SUPPLIED RECORDS —
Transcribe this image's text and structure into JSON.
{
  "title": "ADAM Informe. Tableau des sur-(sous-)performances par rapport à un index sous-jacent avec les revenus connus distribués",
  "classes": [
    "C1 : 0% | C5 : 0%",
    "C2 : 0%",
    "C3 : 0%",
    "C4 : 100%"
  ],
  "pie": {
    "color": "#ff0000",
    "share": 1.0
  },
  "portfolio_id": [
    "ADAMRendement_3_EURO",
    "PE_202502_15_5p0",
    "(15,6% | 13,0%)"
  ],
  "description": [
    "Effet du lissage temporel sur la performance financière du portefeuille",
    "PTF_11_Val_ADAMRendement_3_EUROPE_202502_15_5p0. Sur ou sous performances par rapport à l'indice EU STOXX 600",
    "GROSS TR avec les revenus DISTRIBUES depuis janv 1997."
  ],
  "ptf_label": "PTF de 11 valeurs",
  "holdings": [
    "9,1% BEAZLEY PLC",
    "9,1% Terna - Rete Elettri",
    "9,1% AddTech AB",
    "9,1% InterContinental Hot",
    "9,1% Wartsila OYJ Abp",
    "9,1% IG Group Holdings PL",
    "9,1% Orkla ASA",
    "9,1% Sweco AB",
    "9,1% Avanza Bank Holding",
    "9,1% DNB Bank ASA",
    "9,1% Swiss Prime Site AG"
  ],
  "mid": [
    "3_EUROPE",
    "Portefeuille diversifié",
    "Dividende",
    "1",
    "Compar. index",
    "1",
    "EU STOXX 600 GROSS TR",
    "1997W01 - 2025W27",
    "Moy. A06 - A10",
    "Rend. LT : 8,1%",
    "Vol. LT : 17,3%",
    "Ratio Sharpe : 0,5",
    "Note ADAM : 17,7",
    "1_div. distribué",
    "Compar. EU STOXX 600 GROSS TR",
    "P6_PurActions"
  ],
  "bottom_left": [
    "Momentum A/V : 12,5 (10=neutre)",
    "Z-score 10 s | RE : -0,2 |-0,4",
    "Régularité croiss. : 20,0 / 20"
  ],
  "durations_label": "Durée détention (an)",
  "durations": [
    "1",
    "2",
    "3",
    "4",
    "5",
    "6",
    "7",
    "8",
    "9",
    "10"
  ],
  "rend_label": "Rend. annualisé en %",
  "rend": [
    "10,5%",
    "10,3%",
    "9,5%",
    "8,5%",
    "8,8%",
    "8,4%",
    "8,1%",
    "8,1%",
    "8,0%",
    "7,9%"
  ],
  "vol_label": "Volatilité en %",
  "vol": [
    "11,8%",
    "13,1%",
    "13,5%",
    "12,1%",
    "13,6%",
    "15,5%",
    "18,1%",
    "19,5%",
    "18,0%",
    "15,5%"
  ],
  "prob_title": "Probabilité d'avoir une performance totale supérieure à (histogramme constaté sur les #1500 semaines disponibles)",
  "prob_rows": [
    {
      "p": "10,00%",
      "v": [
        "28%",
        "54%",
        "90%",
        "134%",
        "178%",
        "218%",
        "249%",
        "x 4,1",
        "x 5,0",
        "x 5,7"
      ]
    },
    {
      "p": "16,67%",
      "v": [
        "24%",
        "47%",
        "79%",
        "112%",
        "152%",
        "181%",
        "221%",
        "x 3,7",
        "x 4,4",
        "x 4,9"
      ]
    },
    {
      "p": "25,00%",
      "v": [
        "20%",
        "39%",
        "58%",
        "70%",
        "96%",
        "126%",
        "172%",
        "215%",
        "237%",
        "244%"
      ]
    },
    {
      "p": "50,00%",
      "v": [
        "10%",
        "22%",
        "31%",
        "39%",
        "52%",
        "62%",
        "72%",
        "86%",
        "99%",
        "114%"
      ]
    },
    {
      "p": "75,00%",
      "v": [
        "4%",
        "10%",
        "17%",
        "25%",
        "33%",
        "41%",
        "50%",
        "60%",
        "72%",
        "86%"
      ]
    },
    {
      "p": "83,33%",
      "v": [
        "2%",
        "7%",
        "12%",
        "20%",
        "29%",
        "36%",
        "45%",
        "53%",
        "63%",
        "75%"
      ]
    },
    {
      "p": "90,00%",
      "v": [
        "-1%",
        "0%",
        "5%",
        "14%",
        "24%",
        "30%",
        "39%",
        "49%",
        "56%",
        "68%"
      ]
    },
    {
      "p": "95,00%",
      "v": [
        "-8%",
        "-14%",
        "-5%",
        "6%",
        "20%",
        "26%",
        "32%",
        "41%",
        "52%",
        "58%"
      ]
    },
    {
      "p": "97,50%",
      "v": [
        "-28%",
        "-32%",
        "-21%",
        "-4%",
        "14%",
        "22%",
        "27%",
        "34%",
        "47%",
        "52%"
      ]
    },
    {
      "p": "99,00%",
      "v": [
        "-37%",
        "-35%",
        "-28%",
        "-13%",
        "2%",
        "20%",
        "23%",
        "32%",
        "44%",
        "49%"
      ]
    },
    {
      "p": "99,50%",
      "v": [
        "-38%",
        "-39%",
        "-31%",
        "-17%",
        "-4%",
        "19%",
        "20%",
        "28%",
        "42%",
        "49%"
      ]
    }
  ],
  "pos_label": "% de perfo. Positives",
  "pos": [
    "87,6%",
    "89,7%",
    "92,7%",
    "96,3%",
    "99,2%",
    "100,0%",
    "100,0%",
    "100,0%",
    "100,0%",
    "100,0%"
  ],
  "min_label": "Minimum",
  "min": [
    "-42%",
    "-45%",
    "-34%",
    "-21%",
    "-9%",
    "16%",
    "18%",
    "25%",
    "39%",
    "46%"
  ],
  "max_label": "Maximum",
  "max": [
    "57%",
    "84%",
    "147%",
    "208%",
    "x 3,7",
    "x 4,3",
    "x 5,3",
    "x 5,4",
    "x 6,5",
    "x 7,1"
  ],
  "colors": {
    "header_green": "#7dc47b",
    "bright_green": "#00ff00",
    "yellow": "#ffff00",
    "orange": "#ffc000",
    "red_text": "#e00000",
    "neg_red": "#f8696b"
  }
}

GOAL OF THE EXERCISE — Repeat every record, keeping each word and mark exactly as it is.

SOLUTION TO THIS TASK —
Transcribe this image's text and structure into JSON.
{
  "title": "ADAM Informe. Tableau des sur-(sous-)performances par rapport à un index sous-jacent avec les revenus connus distribués",
  "classes": [
    "C1 : 0% | C5 : 0%",
    "C2 : 0%",
    "C3 : 0%",
    "C4 : 100%"
  ],
  "pie": {
    "color": "#ff0000",
    "share": 1.0
  },
  "portfolio_id": [
    "ADAMRendement_3_EURO",
    "PE_202502_15_5p0",
    "(15,6% | 13,0%)"
  ],
  "description": [
    "Effet du lissage temporel sur la performance financière du portefeuille",
    "PTF_11_Val_ADAMRendement_3_EUROPE_202502_15_5p0. Sur ou sous performances par rapport à l'indice EU STOXX 600",
    "GROSS TR avec les revenus DISTRIBUES depuis janv 1997."
  ],
  "ptf_label": "PTF de 11 valeurs",
  "holdings": [
    "9,1% BEAZLEY PLC",
    "9,1% Terna - Rete Elettri",
    "9,1% AddTech AB",
    "9,1% InterContinental Hot",
    "9,1% Wartsila OYJ Abp",
    "9,1% IG Group Holdings PL",
    "9,1% Orkla ASA",
    "9,1% Sweco AB",
    "9,1% Avanza Bank Holding",
    "9,1% DNB Bank ASA",
    "9,1% Swiss Prime Site AG"
  ],
  "mid": [
    "3_EUROPE",
    "Portefeuille diversifié",
    "Dividende",
    "1",
    "Compar. index",
    "1",
    "EU STOXX 600 GROSS TR",
    "1997W01 - 2025W27",
    "Moy. A06 - A10",
    "Rend. LT : 8,1%",
    "Vol. LT : 17,3%",
    "Ratio Sharpe : 0,5",
    "Note ADAM : 17,7",
    "1_div. distribué",
    "Compar. EU STOXX 600 GROSS TR",
    "P6_PurActions"
  ],
  "bottom_left": [
    "Momentum A/V : 12,5 (10=neutre)",
    "Z-score 10 s | RE : -0,2 |-0,4",
    "Régularité croiss. : 20,0 / 20"
  ],
  "durations_label": "Durée détention (an)",
  "durations": [
    "1",
    "2",
    "3",
    "4",
    "5",
    "6",
    "7",
    "8",
    "9",
    "10"
  ],
  "rend_label": "Rend. annualisé en %",
  "rend": [
    "10,5%",
    "10,3%",
    "9,5%",
    "8,5%",
    "8,8%",
    "8,4%",
    "8,1%",
    "8,1%",
    "8,0%",
    "7,9%"
  ],
  "vol_label": "Volatilité en %",
  "vol": [
    "11,8%",
    "13,1%",
    "13,5%",
    "12,1%",
    "13,6%",
    "15,5%",
    "18,1%",
    "19,5%",
    "18,0%",
    "15,5%"
  ],
  "prob_title": "Probabilité d'avoir une performance totale supérieure à (histogramme constaté sur les #1500 semaines disponibles)",
  "prob_rows": [
    {
      "p": "10,00%",
      "v": [
        "28%",
        "54%",
        "90%",
        "134%",
        "178%",
        "218%",
        "249%",
        "x 4,1",
        "x 5,0",
        "x 5,7"
      ]
    },
    {
      "p": "16,67%",
      "v": [
        "24%",
        "47%",
        "79%",
        "112%",
        "152%",
        "181%",
        "221%",
        "x 3,7",
        "x 4,4",
        "x 4,9"
      ]
    },
    {
      "p": "25,00%",
      "v": [
        "20%",
        "39%",
        "58%",
        "70%",
        "96%",
        "126%",
        "172%",
        "215%",
        "237%",
        "244%"
      ]
    },
    {
      "p": "50,00%",
      "v": [
        "10%",
        "22%",
        "31%",
        "39%",
        "52%",
        "62%",
        "72%",
        "86%",
        "99%",
        "114%"
      ]
    },
    {
      "p": "75,00%",
      "v": [
        "4%",
        "10%",
        "17%",
        "25%",
        "33%",
        "41%",
        "50%",
        "60%",
        "72%",
        "86%"
      ]
    },
    {
      "p": "83,33%",
      "v": [
        "2%",
        "7%",
        "12%",
        "20%",
        "29%",
        "36%",
        "45%",
        "53%",
        "63%",
        "75%"
      ]
    },
    {
      "p": "90,00%",
      "v": [
        "-1%",
        "0%",
        "5%",
        "14%",
        "24%",
        "30%",
        "39%",
        "49%",
        "56%",
        "68%"
      ]
    },
    {
      "p": "95,00%",
      "v": [
        "-8%",
        "-14%",
        "-5%",
        "6%",
        "20%",
        "26%",
        "32%",
        "41%",
        "52%",
        "58%"
      ]
    },
    {
      "p": "97,50%",
      "v": [
        "-28%",
        "-32%",
        "-21%",
        "-4%",
        "14%",
        "22%",
        "27%",
        "34%",
        "47%",
        "52%"
      ]
    },
    {
      "p": "99,00%",
      "v": [
        "-37%",
        "-35%",
        "-28%",
        "-13%",
        "2%",
        "20%",
        "23%",
        "32%",
        "44%",
        "49%"
      ]
    },
    {
      "p": "99,50%",
      "v": [
        "-38%",
        "-39%",
        "-31%",
        "-17%",
        "-4%",
        "19%",
        "20%",
        "28%",
        "42%",
        "49%"
      ]
    }
  ],
  "pos_label": "% de perfo. Positives",
  "pos": [
    "87,6%",
    "89,7%",
    "92,7%",
    "96,3%",
    "99,2%",
    "100,0%",
    "100,0%",
    "100,0%",
    "100,0%",
    "100,0%"
  ],
  "min_label": "Minimum",
  "min": [
    "-42%",
    "-45%",
    "-34%",
    "-21%",
    "-9%",
    "16%",
    "18%",
    "25%",
    "39%",
    "46%"
  ],
  "max_label": "Maximum",
  "max": [
    "57%",
    "84%",
    "147%",
    "208%",
    "x 3,7",
    "x 4,3",
    "x 5,3",
    "x 5,4",
    "x 6,5",
    "x 7,1"
  ],
  "colors": {
    "header_green": "#7dc47b",
    "bright_green": "#00ff00",
    "yellow": "#ffff00",
    "orange": "#ffc000",
    "red_text": "#e00000",
    "neg_red": "#f8696b"
  }
}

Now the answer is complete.